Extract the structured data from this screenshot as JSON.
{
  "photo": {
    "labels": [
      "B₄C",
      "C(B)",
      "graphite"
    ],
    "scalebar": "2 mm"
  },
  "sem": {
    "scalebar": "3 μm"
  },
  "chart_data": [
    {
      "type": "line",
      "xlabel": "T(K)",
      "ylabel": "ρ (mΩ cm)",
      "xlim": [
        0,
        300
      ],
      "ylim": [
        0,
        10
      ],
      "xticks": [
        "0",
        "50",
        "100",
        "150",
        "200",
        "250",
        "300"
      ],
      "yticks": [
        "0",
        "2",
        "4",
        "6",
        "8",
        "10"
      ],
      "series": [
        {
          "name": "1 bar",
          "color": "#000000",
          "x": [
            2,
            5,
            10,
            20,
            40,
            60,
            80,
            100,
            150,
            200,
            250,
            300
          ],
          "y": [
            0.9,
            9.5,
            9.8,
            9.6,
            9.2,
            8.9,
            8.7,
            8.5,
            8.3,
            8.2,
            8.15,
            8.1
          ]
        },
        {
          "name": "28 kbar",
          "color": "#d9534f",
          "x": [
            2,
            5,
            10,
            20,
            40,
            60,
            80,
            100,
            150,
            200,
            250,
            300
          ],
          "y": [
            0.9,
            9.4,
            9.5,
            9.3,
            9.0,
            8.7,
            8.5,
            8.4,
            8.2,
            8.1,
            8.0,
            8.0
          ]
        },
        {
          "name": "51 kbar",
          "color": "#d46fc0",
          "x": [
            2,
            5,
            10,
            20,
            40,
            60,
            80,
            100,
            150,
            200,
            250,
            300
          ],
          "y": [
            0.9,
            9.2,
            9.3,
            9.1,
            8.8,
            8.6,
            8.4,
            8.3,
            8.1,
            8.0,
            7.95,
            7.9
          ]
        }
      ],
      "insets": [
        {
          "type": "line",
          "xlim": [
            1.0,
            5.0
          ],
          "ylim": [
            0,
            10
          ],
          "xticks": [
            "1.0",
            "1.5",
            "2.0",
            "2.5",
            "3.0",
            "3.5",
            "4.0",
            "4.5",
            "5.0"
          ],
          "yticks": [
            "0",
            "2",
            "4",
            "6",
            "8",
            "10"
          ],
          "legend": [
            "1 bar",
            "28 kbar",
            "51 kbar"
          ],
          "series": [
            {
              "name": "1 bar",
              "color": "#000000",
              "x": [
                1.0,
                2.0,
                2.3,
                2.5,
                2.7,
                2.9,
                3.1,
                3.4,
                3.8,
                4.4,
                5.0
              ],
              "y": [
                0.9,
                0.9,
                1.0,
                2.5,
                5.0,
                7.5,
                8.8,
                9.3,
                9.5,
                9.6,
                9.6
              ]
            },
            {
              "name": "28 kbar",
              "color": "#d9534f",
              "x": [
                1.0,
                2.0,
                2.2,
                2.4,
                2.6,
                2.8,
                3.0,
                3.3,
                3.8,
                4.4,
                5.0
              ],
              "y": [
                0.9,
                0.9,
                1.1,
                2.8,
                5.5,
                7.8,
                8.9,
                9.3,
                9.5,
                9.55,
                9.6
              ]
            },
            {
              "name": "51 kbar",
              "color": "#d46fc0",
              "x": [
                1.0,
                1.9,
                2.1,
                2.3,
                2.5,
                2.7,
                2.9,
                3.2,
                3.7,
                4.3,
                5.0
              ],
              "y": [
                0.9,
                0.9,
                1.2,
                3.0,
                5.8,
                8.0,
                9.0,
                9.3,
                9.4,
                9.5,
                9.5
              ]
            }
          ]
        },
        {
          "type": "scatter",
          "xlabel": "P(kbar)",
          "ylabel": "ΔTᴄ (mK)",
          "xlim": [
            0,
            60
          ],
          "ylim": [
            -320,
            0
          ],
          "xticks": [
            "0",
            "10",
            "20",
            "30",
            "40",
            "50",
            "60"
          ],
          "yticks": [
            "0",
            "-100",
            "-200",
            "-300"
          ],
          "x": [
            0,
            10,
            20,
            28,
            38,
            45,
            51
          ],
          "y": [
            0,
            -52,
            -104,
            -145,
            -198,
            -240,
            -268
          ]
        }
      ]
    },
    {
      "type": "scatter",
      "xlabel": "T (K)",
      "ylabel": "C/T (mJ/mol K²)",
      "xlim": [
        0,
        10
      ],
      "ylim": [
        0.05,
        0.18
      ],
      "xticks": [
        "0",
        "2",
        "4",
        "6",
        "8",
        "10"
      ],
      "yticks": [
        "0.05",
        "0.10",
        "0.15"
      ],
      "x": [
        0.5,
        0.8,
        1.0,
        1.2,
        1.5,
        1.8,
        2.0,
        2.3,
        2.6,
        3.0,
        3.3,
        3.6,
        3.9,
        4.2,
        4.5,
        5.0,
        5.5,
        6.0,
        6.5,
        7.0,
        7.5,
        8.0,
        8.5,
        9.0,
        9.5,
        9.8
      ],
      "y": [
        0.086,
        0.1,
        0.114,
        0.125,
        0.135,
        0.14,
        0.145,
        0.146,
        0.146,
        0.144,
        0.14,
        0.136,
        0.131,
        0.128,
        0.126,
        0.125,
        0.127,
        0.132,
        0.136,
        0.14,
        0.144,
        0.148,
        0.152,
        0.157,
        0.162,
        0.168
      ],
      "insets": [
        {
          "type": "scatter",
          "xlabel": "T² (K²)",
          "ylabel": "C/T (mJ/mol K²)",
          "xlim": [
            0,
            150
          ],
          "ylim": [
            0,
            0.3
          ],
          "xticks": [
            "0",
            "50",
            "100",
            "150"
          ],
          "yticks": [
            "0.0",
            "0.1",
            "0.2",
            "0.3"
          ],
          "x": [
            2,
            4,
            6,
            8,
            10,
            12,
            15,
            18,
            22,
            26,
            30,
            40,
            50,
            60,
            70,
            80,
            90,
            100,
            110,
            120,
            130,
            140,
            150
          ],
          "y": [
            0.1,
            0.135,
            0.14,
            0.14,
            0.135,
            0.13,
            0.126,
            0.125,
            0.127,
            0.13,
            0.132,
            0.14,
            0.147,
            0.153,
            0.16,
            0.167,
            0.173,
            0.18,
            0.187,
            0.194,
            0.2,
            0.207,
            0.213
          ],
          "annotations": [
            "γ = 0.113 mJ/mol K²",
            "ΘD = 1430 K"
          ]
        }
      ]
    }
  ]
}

**REQUIREMENT:**
Reproduce all of the data exactly as given.

**FULL OUTPUT:**
Extract the structured data from this screenshot as JSON.
{
  "photo": {
    "labels": [
      "B₄C",
      "C(B)",
      "graphite"
    ],
    "scalebar": "2 mm"
  },
  "sem": {
    "scalebar": "3 μm"
  },
  "chart_data": [
    {
      "type": "line",
      "xlabel": "T(K)",
      "ylabel": "ρ (mΩ cm)",
      "xlim": [
        0,
        300
      ],
      "ylim": [
        0,
        10
      ],
      "xticks": [
        "0",
        "50",
        "100",
        "150",
        "200",
        "250",
        "300"
      ],
      "yticks": [
        "0",
        "2",
        "4",
        "6",
        "8",
        "10"
      ],
      "series": [
        {
          "name": "1 bar",
          "color": "#000000",
          "x": [
            2,
            5,
            10,
            20,
            40,
            60,
            80,
            100,
            150,
            200,
            250,
            300
          ],
          "y": [
            0.9,
            9.5,
            9.8,
            9.6,
            9.2,
            8.9,
            8.7,
            8.5,
            8.3,
            8.2,
            8.15,
            8.1
          ]
        },
        {
          "name": "28 kbar",
          "color": "#d9534f",
          "x": [
            2,
            5,
            10,
            20,
            40,
            60,
            80,
            100,
            150,
            200,
            250,
            300
          ],
          "y": [
            0.9,
            9.4,
            9.5,
            9.3,
            9.0,
            8.7,
            8.5,
            8.4,
            8.2,
            8.1,
            8.0,
            8.0
          ]
        },
        {
          "name": "51 kbar",
          "color": "#d46fc0",
          "x": [
            2,
            5,
            10,
            20,
            40,
            60,
            80,
            100,
            150,
            200,
            250,
            300
          ],
          "y": [
            0.9,
            9.2,
            9.3,
            9.1,
            8.8,
            8.6,
            8.4,
            8.3,
            8.1,
            8.0,
            7.95,
            7.9
          ]
        }
      ],
      "insets": [
        {
          "type": "line",
          "xlim": [
            1.0,
            5.0
          ],
          "ylim": [
            0,
            10
          ],
          "xticks": [
            "1.0",
            "1.5",
            "2.0",
            "2.5",
            "3.0",
            "3.5",
            "4.0",
            "4.5",
            "5.0"
          ],
          "yticks": [
            "0",
            "2",
            "4",
            "6",
            "8",
            "10"
          ],
          "legend": [
            "1 bar",
            "28 kbar",
            "51 kbar"
          ],
          "series": [
            {
              "name": "1 bar",
              "color": "#000000",
              "x": [
                1.0,
                2.0,
                2.3,
                2.5,
                2.7,
                2.9,
                3.1,
                3.4,
                3.8,
                4.4,
                5.0
              ],
              "y": [
                0.9,
                0.9,
                1.0,
                2.5,
                5.0,
                7.5,
                8.8,
                9.3,
                9.5,
                9.6,
                9.6
              ]
            },
            {
              "name": "28 kbar",
              "color": "#d9534f",
              "x": [
                1.0,
                2.0,
                2.2,
                2.4,
                2.6,
                2.8,
                3.0,
                3.3,
                3.8,
                4.4,
                5.0
              ],
              "y": [
                0.9,
                0.9,
                1.1,
                2.8,
                5.5,
                7.8,
                8.9,
                9.3,
                9.5,
                9.55,
                9.6
              ]
            },
            {
              "name": "51 kbar",
              "color": "#d46fc0",
              "x": [
                1.0,
                1.9,
                2.1,
                2.3,
                2.5,
                2.7,
                2.9,
                3.2,
                3.7,
                4.3,
                5.0
              ],
              "y": [
                0.9,
                0.9,
                1.2,
                3.0,
                5.8,
                8.0,
                9.0,
                9.3,
                9.4,
                9.5,
                9.5
              ]
            }
          ]
        },
        {
          "type": "scatter",
          "xlabel": "P(kbar)",
          "ylabel": "ΔTᴄ (mK)",
          "xlim": [
            0,
            60
          ],
          "ylim": [
            -320,
            0
          ],
          "xticks": [
            "0",
            "10",
            "20",
            "30",
            "40",
            "50",
            "60"
          ],
          "yticks": [
            "0",
            "-100",
            "-200",
            "-300"
          ],
          "x": [
            0,
            10,
            20,
            28,
            38,
            45,
            51
          ],
          "y": [
            0,
            -52,
            -104,
            -145,
            -198,
            -240,
            -268
          ]
        }
      ]
    },
    {
      "type": "scatter",
      "xlabel": "T (K)",
      "ylabel": "C/T (mJ/mol K²)",
      "xlim": [
        0,
        10
      ],
      "ylim": [
        0.05,
        0.18
      ],
      "xticks": [
        "0",
        "2",
        "4",
        "6",
        "8",
        "10"
      ],
      "yticks": [
        "0.05",
        "0.10",
        "0.15"
      ],
      "x": [
        0.5,
        0.8,
        1.0,
        1.2,
        1.5,
        1.8,
        2.0,
        2.3,
        2.6,
        3.0,
        3.3,
        3.6,
        3.9,
        4.2,
        4.5,
        5.0,
        5.5,
        6.0,
        6.5,
        7.0,
        7.5,
        8.0,
        8.5,
        9.0,
        9.5,
        9.8
      ],
      "y": [
        0.086,
        0.1,
        0.114,
        0.125,
        0.135,
        0.14,
        0.145,
        0.146,
        0.146,
        0.144,
        0.14,
        0.136,
        0.131,
        0.128,
        0.126,
        0.125,
        0.127,
        0.132,
        0.136,
        0.14,
        0.144,
        0.148,
        0.152,
        0.157,
        0.162,
        0.168
      ],
      "insets": [
        {
          "type": "scatter",
          "xlabel": "T² (K²)",
          "ylabel": "C/T (mJ/mol K²)",
          "xlim": [
            0,
            150
          ],
          "ylim": [
            0,
            0.3
          ],
          "xticks": [
            "0",
            "50",
            "100",
            "150"
          ],
          "yticks": [
            "0.0",
            "0.1",
            "0.2",
            "0.3"
          ],
          "x": [
            2,
            4,
            6,
            8,
            10,
            12,
            15,
            18,
            22,
            26,
            30,
            40,
            50,
            60,
            70,
            80,
            90,
            100,
            110,
            120,
            130,
            140,
            150
          ],
          "y": [
            0.1,
            0.135,
            0.14,
            0.14,
            0.135,
            0.13,
            0.126,
            0.125,
            0.127,
            0.13,
            0.132,
            0.14,
            0.147,
            0.153,
            0.16,
            0.167,
            0.173,
            0.18,
            0.187,
            0.194,
            0.2,
            0.207,
            0.213
          ],
          "annotations": [
            "γ = 0.113 mJ/mol K²",
            "ΘD = 1430 K"
          ]
        }
      ]
    }
  ]
}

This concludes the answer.